§ WHAT YOU HAVE TO DO: Please copy every line of the records below that holds the word "USDT".

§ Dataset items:
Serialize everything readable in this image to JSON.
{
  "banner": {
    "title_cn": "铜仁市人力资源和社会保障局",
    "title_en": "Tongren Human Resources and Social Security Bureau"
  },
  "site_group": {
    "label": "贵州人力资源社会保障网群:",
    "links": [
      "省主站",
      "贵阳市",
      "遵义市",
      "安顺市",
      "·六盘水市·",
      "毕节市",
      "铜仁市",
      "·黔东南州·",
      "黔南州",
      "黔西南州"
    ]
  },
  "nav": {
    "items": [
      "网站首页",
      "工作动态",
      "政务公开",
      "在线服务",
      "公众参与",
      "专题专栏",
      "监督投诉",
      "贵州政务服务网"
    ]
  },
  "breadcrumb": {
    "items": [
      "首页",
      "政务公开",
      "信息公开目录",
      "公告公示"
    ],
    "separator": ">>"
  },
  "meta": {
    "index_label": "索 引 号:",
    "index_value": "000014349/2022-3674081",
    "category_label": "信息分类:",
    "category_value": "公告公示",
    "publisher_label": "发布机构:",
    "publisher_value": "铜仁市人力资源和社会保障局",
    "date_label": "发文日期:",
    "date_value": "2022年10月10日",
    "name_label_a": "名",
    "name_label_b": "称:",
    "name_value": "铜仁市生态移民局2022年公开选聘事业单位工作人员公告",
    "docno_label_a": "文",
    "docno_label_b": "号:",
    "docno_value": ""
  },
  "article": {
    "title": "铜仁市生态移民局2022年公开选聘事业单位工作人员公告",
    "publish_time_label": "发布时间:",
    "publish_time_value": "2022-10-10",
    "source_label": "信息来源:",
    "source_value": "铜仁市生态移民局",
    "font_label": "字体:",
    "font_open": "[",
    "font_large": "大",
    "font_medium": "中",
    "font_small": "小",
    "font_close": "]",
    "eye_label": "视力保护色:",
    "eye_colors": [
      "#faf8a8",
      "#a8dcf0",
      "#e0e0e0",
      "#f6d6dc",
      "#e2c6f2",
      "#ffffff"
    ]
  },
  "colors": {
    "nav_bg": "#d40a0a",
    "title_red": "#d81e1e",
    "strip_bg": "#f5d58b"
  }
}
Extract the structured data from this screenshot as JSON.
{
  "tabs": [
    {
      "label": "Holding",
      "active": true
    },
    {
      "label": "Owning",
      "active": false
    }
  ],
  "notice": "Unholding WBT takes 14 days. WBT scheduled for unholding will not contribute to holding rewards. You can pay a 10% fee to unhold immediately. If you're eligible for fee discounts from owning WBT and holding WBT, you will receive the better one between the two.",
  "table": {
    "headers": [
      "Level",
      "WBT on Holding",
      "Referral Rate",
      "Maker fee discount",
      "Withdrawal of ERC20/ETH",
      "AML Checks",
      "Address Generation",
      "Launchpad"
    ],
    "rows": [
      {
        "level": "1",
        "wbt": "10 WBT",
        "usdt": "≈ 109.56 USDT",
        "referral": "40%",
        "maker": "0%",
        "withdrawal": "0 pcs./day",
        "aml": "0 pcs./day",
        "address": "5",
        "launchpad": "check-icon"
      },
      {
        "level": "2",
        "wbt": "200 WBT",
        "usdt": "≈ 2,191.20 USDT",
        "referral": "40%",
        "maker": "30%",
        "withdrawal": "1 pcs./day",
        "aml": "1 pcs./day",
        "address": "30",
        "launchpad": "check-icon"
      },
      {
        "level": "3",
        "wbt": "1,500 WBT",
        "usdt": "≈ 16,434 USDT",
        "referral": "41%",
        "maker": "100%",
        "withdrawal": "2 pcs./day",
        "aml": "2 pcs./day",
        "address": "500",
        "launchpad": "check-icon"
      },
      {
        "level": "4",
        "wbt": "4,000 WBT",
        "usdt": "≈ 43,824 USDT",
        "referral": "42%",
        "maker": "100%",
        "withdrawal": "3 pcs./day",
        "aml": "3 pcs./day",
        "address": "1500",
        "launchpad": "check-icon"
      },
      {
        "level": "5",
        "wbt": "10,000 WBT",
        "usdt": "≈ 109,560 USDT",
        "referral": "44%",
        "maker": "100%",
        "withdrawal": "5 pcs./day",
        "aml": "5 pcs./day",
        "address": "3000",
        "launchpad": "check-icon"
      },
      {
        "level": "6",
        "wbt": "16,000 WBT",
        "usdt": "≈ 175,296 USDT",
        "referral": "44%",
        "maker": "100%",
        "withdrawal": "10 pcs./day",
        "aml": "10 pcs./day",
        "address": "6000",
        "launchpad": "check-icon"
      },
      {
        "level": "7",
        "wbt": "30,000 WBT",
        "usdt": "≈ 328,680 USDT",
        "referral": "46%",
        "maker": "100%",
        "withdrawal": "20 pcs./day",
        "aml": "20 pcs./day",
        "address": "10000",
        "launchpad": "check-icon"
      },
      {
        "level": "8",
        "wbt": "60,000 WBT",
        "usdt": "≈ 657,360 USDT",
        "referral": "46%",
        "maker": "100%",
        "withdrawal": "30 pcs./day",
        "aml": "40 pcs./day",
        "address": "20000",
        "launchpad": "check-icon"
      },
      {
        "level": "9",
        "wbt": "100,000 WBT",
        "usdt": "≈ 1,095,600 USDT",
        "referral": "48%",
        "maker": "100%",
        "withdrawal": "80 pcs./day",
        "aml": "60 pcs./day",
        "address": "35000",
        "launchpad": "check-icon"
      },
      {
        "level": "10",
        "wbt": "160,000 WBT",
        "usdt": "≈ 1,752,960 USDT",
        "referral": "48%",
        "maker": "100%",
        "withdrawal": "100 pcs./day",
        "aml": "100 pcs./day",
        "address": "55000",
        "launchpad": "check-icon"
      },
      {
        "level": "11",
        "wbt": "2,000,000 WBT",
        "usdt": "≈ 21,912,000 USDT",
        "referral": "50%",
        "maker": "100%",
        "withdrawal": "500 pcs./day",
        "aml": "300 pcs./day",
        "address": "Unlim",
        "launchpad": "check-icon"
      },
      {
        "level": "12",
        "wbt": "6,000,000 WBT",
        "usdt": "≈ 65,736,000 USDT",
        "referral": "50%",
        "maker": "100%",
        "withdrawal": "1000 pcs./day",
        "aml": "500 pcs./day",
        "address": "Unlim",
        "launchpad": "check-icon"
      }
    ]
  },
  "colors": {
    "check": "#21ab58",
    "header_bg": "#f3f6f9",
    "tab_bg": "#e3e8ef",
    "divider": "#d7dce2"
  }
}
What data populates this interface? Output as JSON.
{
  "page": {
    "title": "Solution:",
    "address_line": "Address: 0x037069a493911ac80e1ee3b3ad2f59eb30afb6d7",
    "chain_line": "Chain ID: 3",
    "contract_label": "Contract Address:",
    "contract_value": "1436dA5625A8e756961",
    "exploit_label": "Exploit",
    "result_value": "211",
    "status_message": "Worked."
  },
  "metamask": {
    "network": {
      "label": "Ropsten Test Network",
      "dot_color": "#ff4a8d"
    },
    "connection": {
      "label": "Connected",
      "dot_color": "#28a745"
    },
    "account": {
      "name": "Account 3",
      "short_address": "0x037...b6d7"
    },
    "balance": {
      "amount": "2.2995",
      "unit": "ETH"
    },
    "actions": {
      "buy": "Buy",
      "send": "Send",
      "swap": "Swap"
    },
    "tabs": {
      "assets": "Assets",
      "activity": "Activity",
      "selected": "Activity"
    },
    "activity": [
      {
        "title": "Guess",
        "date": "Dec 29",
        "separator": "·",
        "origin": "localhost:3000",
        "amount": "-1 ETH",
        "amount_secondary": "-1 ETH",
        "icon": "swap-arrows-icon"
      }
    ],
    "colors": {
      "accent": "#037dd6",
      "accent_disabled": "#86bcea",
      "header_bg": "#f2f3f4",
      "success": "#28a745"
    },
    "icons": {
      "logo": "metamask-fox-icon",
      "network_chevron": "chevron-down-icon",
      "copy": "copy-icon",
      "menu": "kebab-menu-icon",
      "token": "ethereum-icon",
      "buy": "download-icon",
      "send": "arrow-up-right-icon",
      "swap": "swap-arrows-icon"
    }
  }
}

§ RESULT:
        "usdt": "≈ 109.56 USDT",
        "usdt": "≈ 2,191.20 USDT",
        "usdt": "≈ 16,434 USDT",
        "usdt": "≈ 43,824 USDT",
        "usdt": "≈ 109,560 USDT",
        "usdt": "≈ 175,296 USDT",
        "usdt": "≈ 328,680 USDT",
        "usdt": "≈ 657,360 USDT",
        "usdt": "≈ 1,095,600 USDT",
        "usdt": "≈ 1,752,960 USDT",
        "usdt": "≈ 21,912,000 USDT",
        "usdt": "≈ 65,736,000 USDT",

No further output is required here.